### EXERCISES
1. In the history of Patrol Squadron EIGHT, when did the squadron change its homeport to Chincoteague, Virginia?
2. Carry on the history of Patrol Squadron EIGHT from the point where it stops.

Patrol Squadron EIGHT (VP-8) was commissioned in September 1942 as Patrol Squadron 201 in Norfolk, Virginia. During World War II, VP-201 flew more than 28,000 hours in the sea-based PBM "Mariner" from Norfolk, Key West, Bermuda, and the Panama Canal Zone, combating German submarines that were threatening allied shipping throughout the Atlantic.

In June 1947, the squadron moved to Quonset Point, Rhode Island and began to operate the land-based P-2V "Neptune" aircraft. While transitioning to a new aircraft, the squadron was redesignated Medium Patrol Squadron EIGHT and in September 1948, the squadron received its current designation as Patrol Squadron EIGHT.

In 1950, VP-8 was awarded its first Battle "E". In March 1958, the squadron changed its homeport to Chincoteague, Virginia. Throughout the next two years, the squadron actively participated in the evolution of antisubmarine warfare, to include developing and evaluating new tactics and equipment. Their success in improving antisubmarine warfare was recognized with a second Battle "E" in 1960.

The VP-8 “Fighting Tigers” moved to Naval Air Station Patuxent River, Maryland in July 1961. After relinquishing the last of its P-2Vs to the U. S. Naval Reserve in October 1962, VP-8 became the fleet's first operational P-3A "Orion" squadron.

Following extensive operations during the Cuban Missile Crisis in 1962 and detachment operations in Iceland, Ireland, Newfoundland, Bermuda, and Caribbean locations, the VP-8 “Tigers” were awarded their third Battle "E" and the Isbell Trophy for airborne ASW excellence.

The squadron's first deployment to the Western Pacific occurred in June 1966 when it deployed to Naval Station Sangley Point, Republic of the Philippines. During this deployment, VP-8 flew combat missions throughout Southeast Asia in support of the Vietnam War.

From 1969 to 1974, the squadron made numerous deployments to Bermuda. Patrol Squadron EIGHT was then transferred to its present homeport, Naval Air Station Brunswick, Maine in July 1971.

In February 1976, the squadron returned to Brunswick after a split-site deployment to Rota, Spain and Lajes, Azores. As a result of their outstanding airborne ASW exploits throughout the Atlantic during this deployment, VP-8 received the Meritorious Unit Commendation ribbon.

From February through August 1978, the “Fighting Tigers” again conducted a split-site deployment to Bermuda and Lajes, Azores. Their outstanding achievements throughout the Atlantic and Mediterranean AORs earned them the Navy Unit Commendation ribbon.

Patrol Squadron EIGHT ended the 1970’s with another split-site deployment to Rota and Lajes. From July until December 1979, the “Tigers” operated out of 12 different sites from the equator to Iceland and were awarded a second Meritorious Unit Commendation ribbon.

After successfully completing another Rota and Lajes split-site deployment in October 1980, Commander, Sixth Fleet awarded the “Tigers” the "Hook'em" Award in recognition of their exceptional ASW operations. VP-8 was the last Atlantic Fleet squadron to fly the P-3B aircraft.

During the early 1980s, Patrol Squadron EIGHT made numerous deployments to Bermuda and Sigonella, Sicily. These successful deployments earned the VP-8 “Tigers” their fourth Battle "E" Award, another Meritorious Unit Commendation, the Navy Expeditionary Medal, another Sixth Fleet "Hook'em" Award and the Navy Unit Commendation.

### SOURCE DATA
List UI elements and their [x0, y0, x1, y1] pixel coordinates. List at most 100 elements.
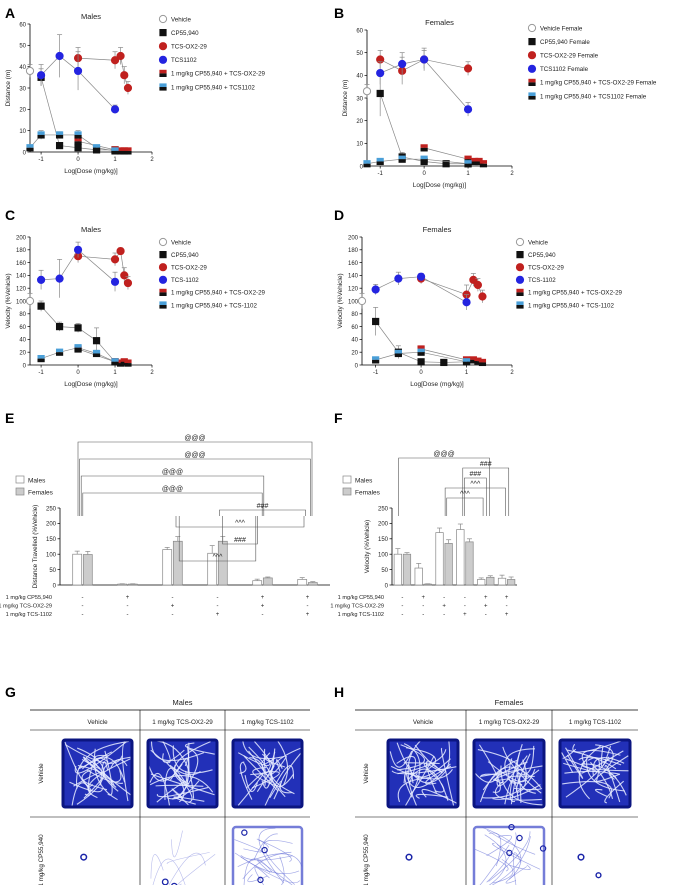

### RESULTS OF THE TASKS
1. March 1958

2.
In the late 1980’s Patrol Squadron EIGHT again deployed to Rota and Lajes. VP-8's success during these deployments earned them their fourth Isbell Trophy, the third in ten years, and another Sixth Fleet "Hook'em" Award.

In December 1990, the squadron conducted operations in the Mediterranean in support of national interests. The “Tigers” also operated out of Jeddah, Saudi Arabia during Operations DESERT SHIELD and DESERT STORM. This conflict re-emphasized the P-3C’s multi-mission capabilities while conducting coordinated operations with a Carrier Battle Group. In addition, the “Tigers” continued to prove their effectiveness against front line Soviet submarines in the Mediterranean and Atlantic and were awarded another "Hook'em" Award by Commander, Sixth Fleet. In recognition of their outstanding performance VP-8 was awarded its fifth Battle "E" in 1991.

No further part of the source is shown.